>> START Recorded information

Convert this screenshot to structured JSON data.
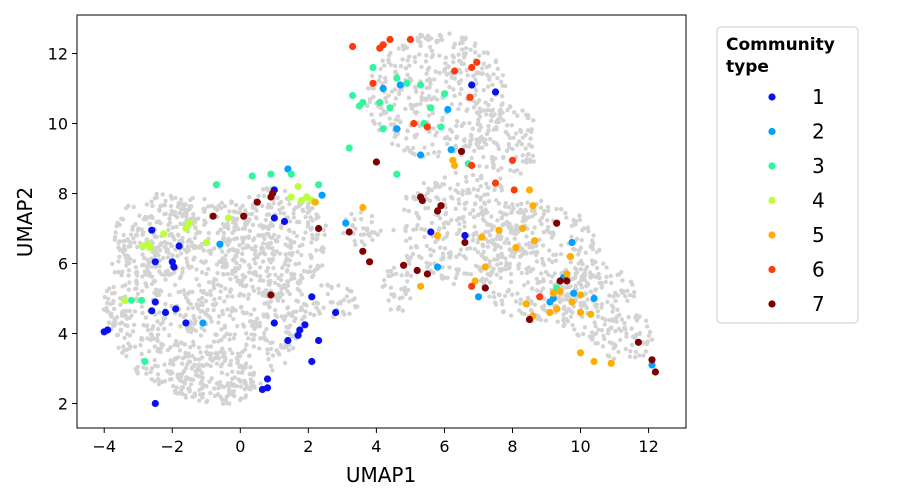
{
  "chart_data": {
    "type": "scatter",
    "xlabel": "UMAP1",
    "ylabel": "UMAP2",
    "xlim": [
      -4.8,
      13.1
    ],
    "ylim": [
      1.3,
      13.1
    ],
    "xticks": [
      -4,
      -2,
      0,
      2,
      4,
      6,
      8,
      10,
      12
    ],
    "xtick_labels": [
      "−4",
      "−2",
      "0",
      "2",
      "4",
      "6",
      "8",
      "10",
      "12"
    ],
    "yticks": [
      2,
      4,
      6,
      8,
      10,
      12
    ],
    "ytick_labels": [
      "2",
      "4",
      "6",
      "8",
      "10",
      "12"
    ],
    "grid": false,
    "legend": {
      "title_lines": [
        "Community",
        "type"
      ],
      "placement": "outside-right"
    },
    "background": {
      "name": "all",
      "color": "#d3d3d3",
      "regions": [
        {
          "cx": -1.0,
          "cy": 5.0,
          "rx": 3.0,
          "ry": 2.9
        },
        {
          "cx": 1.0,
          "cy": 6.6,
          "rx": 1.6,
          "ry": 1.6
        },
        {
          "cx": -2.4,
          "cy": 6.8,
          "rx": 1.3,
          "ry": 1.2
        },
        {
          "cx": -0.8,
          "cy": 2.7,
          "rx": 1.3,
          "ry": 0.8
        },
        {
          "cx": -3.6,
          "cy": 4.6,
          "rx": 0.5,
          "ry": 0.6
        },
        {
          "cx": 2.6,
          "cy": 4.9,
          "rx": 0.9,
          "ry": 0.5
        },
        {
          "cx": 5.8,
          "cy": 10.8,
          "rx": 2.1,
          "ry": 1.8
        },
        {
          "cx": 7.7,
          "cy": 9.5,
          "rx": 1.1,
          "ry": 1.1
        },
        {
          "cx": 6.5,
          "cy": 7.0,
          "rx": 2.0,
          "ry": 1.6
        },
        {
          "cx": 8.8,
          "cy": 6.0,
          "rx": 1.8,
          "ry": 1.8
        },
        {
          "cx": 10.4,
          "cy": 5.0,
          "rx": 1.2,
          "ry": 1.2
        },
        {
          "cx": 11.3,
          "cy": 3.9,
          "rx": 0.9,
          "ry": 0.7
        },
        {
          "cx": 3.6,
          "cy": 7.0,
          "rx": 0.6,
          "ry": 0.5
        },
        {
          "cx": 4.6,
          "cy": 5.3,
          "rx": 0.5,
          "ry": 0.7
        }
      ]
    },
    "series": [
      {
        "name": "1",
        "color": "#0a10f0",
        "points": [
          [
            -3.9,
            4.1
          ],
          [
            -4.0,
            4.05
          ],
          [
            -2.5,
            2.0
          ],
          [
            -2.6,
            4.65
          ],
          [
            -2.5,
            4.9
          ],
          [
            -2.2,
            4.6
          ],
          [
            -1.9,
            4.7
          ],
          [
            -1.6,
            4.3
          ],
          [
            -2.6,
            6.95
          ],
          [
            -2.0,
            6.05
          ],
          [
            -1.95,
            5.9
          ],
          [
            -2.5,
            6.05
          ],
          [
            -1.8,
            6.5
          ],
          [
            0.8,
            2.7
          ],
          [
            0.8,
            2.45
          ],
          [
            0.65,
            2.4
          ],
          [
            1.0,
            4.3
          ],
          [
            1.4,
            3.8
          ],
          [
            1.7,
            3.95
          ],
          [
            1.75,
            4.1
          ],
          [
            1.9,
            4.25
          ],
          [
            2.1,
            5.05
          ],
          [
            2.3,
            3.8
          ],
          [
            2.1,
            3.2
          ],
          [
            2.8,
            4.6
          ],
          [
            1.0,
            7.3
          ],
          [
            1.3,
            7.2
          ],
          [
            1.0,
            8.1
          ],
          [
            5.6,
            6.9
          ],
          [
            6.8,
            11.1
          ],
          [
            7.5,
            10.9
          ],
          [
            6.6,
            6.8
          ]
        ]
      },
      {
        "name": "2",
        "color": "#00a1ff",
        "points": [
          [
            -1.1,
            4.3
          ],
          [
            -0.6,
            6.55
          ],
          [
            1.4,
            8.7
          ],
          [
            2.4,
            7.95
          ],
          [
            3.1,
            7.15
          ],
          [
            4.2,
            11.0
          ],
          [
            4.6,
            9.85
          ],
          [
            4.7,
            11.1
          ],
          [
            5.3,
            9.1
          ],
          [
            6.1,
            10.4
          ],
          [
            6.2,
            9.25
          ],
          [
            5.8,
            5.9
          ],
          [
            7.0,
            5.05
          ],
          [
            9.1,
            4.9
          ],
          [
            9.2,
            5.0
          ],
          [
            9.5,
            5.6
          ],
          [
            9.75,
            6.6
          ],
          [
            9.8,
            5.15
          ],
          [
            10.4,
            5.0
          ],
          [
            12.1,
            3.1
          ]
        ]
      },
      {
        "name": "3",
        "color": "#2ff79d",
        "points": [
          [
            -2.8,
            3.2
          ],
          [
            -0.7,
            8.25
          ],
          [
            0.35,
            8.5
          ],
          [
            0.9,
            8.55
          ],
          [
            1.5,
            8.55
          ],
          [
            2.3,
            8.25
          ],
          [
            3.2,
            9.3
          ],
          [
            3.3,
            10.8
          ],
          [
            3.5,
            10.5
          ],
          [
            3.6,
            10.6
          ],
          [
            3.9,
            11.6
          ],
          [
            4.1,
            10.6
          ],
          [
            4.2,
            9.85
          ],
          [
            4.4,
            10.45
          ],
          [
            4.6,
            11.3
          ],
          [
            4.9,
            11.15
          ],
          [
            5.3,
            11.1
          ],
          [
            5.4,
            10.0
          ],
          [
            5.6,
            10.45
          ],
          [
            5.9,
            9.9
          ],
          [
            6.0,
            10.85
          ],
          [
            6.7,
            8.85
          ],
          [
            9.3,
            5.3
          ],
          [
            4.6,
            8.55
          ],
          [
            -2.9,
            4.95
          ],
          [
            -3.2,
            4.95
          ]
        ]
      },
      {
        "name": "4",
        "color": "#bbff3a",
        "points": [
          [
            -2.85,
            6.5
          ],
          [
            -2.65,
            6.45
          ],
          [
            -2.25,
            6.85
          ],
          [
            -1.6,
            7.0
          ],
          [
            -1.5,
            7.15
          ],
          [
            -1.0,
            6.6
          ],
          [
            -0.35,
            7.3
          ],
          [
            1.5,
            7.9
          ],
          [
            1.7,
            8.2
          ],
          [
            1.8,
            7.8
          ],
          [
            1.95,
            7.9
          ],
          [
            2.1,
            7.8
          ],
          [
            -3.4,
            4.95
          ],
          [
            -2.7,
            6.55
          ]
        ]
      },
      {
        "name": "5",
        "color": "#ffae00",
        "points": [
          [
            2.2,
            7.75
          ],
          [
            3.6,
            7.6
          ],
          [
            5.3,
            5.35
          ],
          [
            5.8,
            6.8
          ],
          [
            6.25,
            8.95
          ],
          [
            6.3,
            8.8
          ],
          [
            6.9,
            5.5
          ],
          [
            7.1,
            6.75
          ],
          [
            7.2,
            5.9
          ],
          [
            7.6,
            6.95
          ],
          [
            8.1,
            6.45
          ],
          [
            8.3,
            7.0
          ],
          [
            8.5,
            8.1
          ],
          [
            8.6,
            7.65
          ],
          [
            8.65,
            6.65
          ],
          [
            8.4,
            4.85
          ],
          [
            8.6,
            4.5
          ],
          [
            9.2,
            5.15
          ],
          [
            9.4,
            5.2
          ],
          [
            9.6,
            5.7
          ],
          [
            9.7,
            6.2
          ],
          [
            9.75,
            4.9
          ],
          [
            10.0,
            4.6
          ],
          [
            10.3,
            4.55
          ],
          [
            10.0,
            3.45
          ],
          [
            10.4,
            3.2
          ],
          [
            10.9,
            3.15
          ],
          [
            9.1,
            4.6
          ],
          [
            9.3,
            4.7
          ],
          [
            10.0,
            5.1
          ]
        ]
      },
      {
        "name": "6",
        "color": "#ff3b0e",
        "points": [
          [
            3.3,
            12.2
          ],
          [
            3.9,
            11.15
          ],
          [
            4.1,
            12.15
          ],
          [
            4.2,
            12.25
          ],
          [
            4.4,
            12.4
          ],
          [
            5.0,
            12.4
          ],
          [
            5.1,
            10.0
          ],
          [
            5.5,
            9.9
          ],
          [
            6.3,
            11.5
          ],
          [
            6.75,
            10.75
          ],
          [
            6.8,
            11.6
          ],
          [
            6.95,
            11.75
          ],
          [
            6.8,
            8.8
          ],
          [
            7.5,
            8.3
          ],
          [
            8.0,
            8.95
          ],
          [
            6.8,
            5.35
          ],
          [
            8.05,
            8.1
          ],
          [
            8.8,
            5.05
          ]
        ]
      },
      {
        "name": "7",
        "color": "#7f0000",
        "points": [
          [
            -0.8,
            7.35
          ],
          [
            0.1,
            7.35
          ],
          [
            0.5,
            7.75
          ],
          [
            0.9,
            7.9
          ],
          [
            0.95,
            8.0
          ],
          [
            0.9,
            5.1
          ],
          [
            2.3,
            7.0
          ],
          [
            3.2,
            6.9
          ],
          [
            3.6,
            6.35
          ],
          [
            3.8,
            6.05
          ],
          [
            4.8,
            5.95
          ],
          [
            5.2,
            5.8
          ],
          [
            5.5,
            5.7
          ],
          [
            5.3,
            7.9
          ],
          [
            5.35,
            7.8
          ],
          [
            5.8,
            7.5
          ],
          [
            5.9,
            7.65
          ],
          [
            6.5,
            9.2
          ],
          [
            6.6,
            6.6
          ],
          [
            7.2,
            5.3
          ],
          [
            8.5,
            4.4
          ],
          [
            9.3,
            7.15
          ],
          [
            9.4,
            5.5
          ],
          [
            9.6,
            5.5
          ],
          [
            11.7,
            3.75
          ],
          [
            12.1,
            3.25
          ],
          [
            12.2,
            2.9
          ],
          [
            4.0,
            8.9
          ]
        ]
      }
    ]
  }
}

>> END Recorded information

To do. Copy each line of the records containing the string "name".

Full response.
      "name": "all",
        "name": "1",
        "name": "2",
        "name": "3",
        "name": "4",
        "name": "5",
        "name": "6",
        "name": "7",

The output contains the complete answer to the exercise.